** start Listing **
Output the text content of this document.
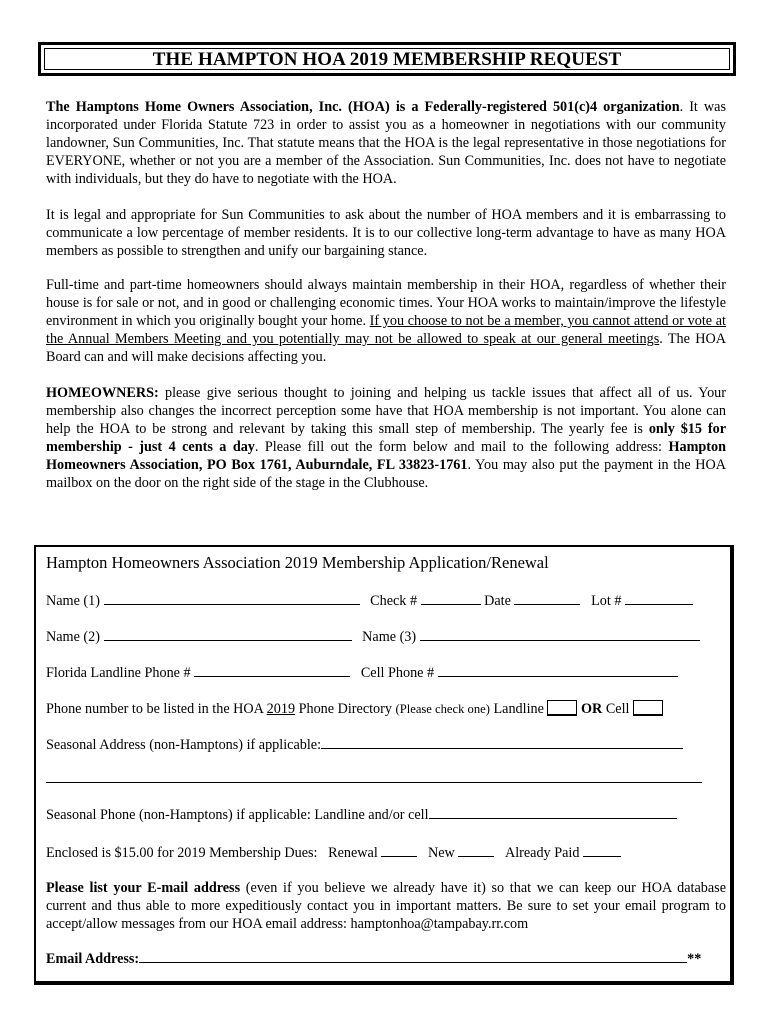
THE HAMPTON HOA 2019 MEMBERSHIP REQUEST

The Hamptons Home Owners Association, Inc. (HOA) is a Federally-registered 501(c)4 organization. It was incorporated under Florida Statute 723 in order to assist you as a homeowner in negotiations with our community landowner, Sun Communities, Inc. That statute means that the HOA is the legal representative in those negotiations for EVERYONE, whether or not you are a member of the Association. Sun Communities, Inc. does not have to negotiate with individuals, but they do have to negotiate with the HOA.

It is legal and appropriate for Sun Communities to ask about the number of HOA members and it is embarrassing to communicate a low percentage of member residents. It is to our collective long-term advantage to have as many HOA members as possible to strengthen and unify our bargaining stance.

Full-time and part-time homeowners should always maintain membership in their HOA, regardless of whether their house is for sale or not, and in good or challenging economic times. Your HOA works to maintain/improve the lifestyle environment in which you originally bought your home. If you choose to not be a member, you cannot attend or vote at the Annual Members Meeting and you potentially may not be allowed to speak at our general meetings. The HOA Board can and will make decisions affecting you.

HOMEOWNERS: please give serious thought to joining and helping us tackle issues that affect all of us. Your membership also changes the incorrect perception some have that HOA membership is not important. You alone can help the HOA to be strong and relevant by taking this small step of membership. The yearly fee is only $15 for membership - just 4 cents a day. Please fill out the form below and mail to the following address: Hampton Homeowners Association, PO Box 1761, Auburndale, FL 33823-1761. You may also put the payment in the HOA mailbox on the door on the right side of the stage in the Clubhouse.

Hampton Homeowners Association 2019 Membership Application/Renewal
Name (1)	Check #	Date	Lot #
Name (2)	Name (3)
Florida Landline Phone #	Cell Phone #
Phone number to be listed in the HOA 2019 Phone Directory (Please check one) Landline  OR Cell
Seasonal Address (non-Hamptons) if applicable:
Seasonal Phone (non-Hamptons) if applicable: Landline and/or cell
Enclosed is $15.00 for 2019 Membership Dues: Renewal	New	Already Paid

Please list your E-mail address (even if you believe we already have it) so that we can keep our HOA database current and thus able to more expeditiously contact you in important matters. Be sure to set your email program to accept/allow messages from our HOA email address: hamptonhoa@tampabay.rr.com

Email Address:	**
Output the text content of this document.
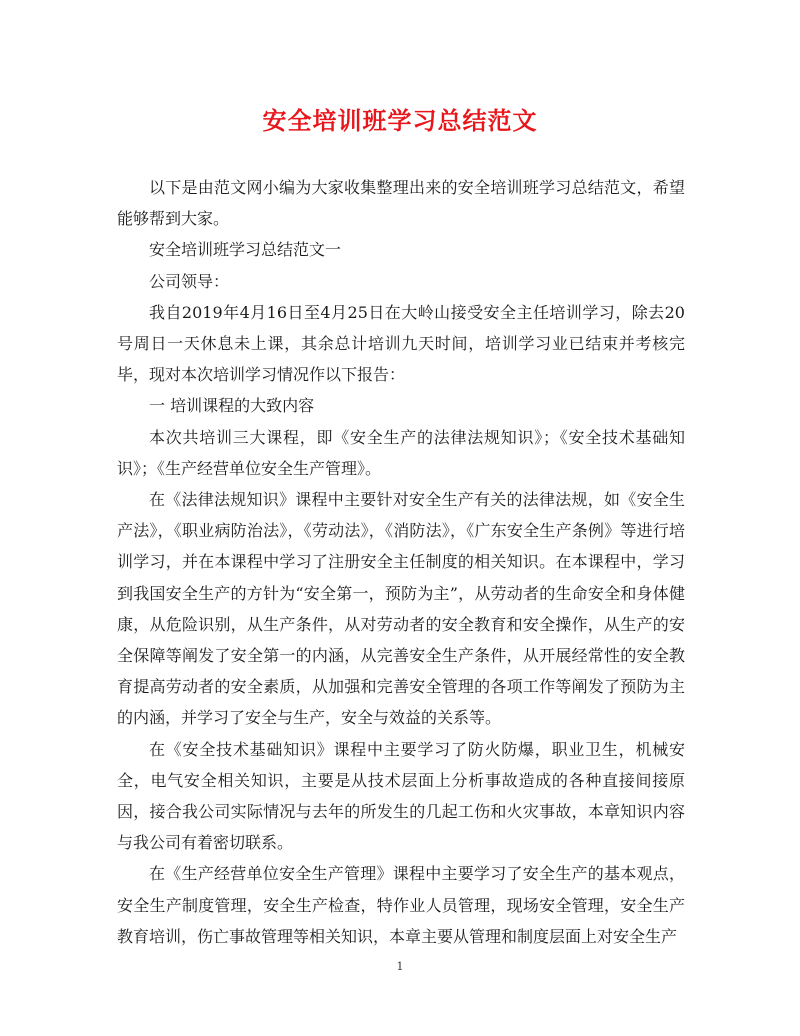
安全培训班学习总结范文

以下是由范文网小编为大家收集整理出来的安全培训班学习总结范文，希望能够帮到大家。

安全培训班学习总结范文一

公司领导：

我自2019年4月16日至4月25日在大岭山接受安全主任培训学习，除去20号周日一天休息未上课，其余总计培训九天时间，培训学习业已结束并考核完毕，现对本次培训学习情况作以下报告：

一 培训课程的大致内容

本次共培训三大课程，即《安全生产的法律法规知识》；《安全技术基础知识》；《生产经营单位安全生产管理》。

在《法律法规知识》课程中主要针对安全生产有关的法律法规，如《安全生产法》，《职业病防治法》，《劳动法》，《消防法》，《广东安全生产条例》等进行培训学习，并在本课程中学习了注册安全主任制度的相关知识。在本课程中，学习到我国安全生产的方针为“安全第一，预防为主”，从劳动者的生命安全和身体健康，从危险识别，从生产条件，从对劳动者的安全教育和安全操作，从生产的安全保障等阐发了安全第一的内涵，从完善安全生产条件，从开展经常性的安全教育提高劳动者的安全素质，从加强和完善安全管理的各项工作等阐发了预防为主的内涵，并学习了安全与生产，安全与效益的关系等。

在《安全技术基础知识》课程中主要学习了防火防爆，职业卫生，机械安全，电气安全相关知识，主要是从技术层面上分析事故造成的各种直接间接原因，接合我公司实际情况与去年的所发生的几起工伤和火灾事故，本章知识内容与我公司有着密切联系。

在《生产经营单位安全生产管理》课程中主要学习了安全生产的基本观点，安全生产制度管理，安全生产检查，特作业人员管理，现场安全管理，安全生产教育培训，伤亡事故管理等相关知识，本章主要从管理和制度层面上对安全生产

1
** end Listing **
**Task instructions**
The data should be printed again unchanged; leave its pictures out.

**Response to this task**
Output the text content of this document.
THE HAMPTON HOA 2019 MEMBERSHIP REQUEST

The Hamptons Home Owners Association, Inc. (HOA) is a Federally-registered 501(c)4 organization. It was incorporated under Florida Statute 723 in order to assist you as a homeowner in negotiations with our community landowner, Sun Communities, Inc. That statute means that the HOA is the legal representative in those negotiations for EVERYONE, whether or not you are a member of the Association. Sun Communities, Inc. does not have to negotiate with individuals, but they do have to negotiate with the HOA.

It is legal and appropriate for Sun Communities to ask about the number of HOA members and it is embarrassing to communicate a low percentage of member residents. It is to our collective long-term advantage to have as many HOA members as possible to strengthen and unify our bargaining stance.

Full-time and part-time homeowners should always maintain membership in their HOA, regardless of whether their house is for sale or not, and in good or challenging economic times. Your HOA works to maintain/improve the lifestyle environment in which you originally bought your home. If you choose to not be a member, you cannot attend or vote at the Annual Members Meeting and you potentially may not be allowed to speak at our general meetings. The HOA Board can and will make decisions affecting you.

HOMEOWNERS: please give serious thought to joining and helping us tackle issues that affect all of us. Your membership also changes the incorrect perception some have that HOA membership is not important. You alone can help the HOA to be strong and relevant by taking this small step of membership. The yearly fee is only $15 for membership - just 4 cents a day. Please fill out the form below and mail to the following address: Hampton Homeowners Association, PO Box 1761, Auburndale, FL 33823-1761. You may also put the payment in the HOA mailbox on the door on the right side of the stage in the Clubhouse.

Hampton Homeowners Association 2019 Membership Application/Renewal
Name (1)	Check #	Date	Lot #
Name (2)	Name (3)
Florida Landline Phone #	Cell Phone #
Phone number to be listed in the HOA 2019 Phone Directory (Please check one) Landline  OR Cell
Seasonal Address (non-Hamptons) if applicable:
Seasonal Phone (non-Hamptons) if applicable: Landline and/or cell
Enclosed is $15.00 for 2019 Membership Dues: Renewal	New	Already Paid

Please list your E-mail address (even if you believe we already have it) so that we can keep our HOA database current and thus able to more expeditiously contact you in important matters. Be sure to set your email program to accept/allow messages from our HOA email address: hamptonhoa@tampabay.rr.com

Email Address:	**
Output the text content of this document.
安全培训班学习总结范文

以下是由范文网小编为大家收集整理出来的安全培训班学习总结范文，希望能够帮到大家。

安全培训班学习总结范文一

公司领导：

我自2019年4月16日至4月25日在大岭山接受安全主任培训学习，除去20号周日一天休息未上课，其余总计培训九天时间，培训学习业已结束并考核完毕，现对本次培训学习情况作以下报告：

一 培训课程的大致内容

本次共培训三大课程，即《安全生产的法律法规知识》；《安全技术基础知识》；《生产经营单位安全生产管理》。

在《法律法规知识》课程中主要针对安全生产有关的法律法规，如《安全生产法》，《职业病防治法》，《劳动法》，《消防法》，《广东安全生产条例》等进行培训学习，并在本课程中学习了注册安全主任制度的相关知识。在本课程中，学习到我国安全生产的方针为“安全第一，预防为主”，从劳动者的生命安全和身体健康，从危险识别，从生产条件，从对劳动者的安全教育和安全操作，从生产的安全保障等阐发了安全第一的内涵，从完善安全生产条件，从开展经常性的安全教育提高劳动者的安全素质，从加强和完善安全管理的各项工作等阐发了预防为主的内涵，并学习了安全与生产，安全与效益的关系等。

在《安全技术基础知识》课程中主要学习了防火防爆，职业卫生，机械安全，电气安全相关知识，主要是从技术层面上分析事故造成的各种直接间接原因，接合我公司实际情况与去年的所发生的几起工伤和火灾事故，本章知识内容与我公司有着密切联系。

在《生产经营单位安全生产管理》课程中主要学习了安全生产的基本观点，安全生产制度管理，安全生产检查，特作业人员管理，现场安全管理，安全生产教育培训，伤亡事故管理等相关知识，本章主要从管理和制度层面上对安全生产

1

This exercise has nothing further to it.